» **Task prompt**
From the entries that follow, list every line in which the string "Prøve" appears.

— Start of Exercise data —

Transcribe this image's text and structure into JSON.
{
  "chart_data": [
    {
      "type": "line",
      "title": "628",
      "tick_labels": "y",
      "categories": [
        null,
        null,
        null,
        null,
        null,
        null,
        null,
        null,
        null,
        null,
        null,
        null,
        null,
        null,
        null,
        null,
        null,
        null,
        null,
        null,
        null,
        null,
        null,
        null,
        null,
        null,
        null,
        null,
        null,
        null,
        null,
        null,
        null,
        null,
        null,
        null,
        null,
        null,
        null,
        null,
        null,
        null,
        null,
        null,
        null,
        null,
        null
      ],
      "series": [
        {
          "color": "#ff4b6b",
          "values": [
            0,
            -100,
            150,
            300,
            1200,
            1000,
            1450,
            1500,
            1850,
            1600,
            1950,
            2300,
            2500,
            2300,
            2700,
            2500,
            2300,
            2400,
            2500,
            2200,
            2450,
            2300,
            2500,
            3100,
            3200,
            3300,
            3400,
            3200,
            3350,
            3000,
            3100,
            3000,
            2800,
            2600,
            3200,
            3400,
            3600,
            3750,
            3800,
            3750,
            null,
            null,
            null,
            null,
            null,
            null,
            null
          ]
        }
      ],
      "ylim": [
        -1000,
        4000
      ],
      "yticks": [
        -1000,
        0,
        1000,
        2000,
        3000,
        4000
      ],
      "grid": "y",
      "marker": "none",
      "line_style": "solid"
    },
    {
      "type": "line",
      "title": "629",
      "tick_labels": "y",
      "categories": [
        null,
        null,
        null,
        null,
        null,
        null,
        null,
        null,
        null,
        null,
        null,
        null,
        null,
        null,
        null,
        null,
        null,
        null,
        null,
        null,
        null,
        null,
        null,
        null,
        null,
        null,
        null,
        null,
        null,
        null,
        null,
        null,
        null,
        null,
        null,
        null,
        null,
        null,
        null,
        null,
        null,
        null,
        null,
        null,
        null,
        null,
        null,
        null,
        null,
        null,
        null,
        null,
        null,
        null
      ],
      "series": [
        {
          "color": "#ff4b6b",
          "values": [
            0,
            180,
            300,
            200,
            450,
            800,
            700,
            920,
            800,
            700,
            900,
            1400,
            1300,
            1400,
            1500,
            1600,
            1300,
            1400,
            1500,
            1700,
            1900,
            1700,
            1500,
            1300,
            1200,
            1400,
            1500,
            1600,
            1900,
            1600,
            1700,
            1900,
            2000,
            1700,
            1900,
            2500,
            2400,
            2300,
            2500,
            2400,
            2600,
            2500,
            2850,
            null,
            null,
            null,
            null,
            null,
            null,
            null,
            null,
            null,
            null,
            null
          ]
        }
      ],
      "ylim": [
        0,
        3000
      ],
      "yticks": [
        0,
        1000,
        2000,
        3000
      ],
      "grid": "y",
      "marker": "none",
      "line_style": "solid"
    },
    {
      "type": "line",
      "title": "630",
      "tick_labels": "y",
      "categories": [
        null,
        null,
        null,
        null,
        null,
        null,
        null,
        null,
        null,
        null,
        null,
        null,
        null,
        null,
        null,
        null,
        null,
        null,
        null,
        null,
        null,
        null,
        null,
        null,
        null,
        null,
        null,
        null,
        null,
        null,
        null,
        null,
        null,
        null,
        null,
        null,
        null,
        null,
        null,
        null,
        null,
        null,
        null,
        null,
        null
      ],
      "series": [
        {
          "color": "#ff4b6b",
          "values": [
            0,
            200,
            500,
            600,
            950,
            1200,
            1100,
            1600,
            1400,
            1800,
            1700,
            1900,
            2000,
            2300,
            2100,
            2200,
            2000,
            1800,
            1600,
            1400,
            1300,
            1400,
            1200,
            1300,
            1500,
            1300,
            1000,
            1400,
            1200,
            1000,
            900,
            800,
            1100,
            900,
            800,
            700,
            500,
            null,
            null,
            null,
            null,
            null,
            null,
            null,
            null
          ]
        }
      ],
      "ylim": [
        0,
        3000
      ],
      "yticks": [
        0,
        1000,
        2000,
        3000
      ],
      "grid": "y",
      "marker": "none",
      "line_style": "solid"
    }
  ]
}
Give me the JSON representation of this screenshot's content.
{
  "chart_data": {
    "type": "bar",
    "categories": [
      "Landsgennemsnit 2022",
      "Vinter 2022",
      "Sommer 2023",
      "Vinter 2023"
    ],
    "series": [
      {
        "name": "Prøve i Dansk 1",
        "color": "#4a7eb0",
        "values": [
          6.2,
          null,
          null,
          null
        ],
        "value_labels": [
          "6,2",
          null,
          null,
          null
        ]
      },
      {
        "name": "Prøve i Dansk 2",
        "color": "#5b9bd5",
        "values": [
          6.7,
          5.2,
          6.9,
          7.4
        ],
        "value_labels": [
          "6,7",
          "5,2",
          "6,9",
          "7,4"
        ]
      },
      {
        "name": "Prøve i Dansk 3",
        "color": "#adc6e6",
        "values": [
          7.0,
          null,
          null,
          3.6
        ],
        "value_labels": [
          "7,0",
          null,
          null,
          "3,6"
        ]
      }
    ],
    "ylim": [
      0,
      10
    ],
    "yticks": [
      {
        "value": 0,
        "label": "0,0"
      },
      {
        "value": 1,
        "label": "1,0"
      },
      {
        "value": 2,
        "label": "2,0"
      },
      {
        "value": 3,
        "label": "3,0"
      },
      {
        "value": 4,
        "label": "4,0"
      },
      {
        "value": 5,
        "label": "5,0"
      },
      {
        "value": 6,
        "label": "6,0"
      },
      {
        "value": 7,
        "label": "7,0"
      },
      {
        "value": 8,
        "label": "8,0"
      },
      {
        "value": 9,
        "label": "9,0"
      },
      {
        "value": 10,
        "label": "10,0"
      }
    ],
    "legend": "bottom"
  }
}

— End of Exercise data —

» **Expected answer**
        "name": "Prøve i Dansk 1",
        "name": "Prøve i Dansk 2",
        "name": "Prøve i Dansk 3",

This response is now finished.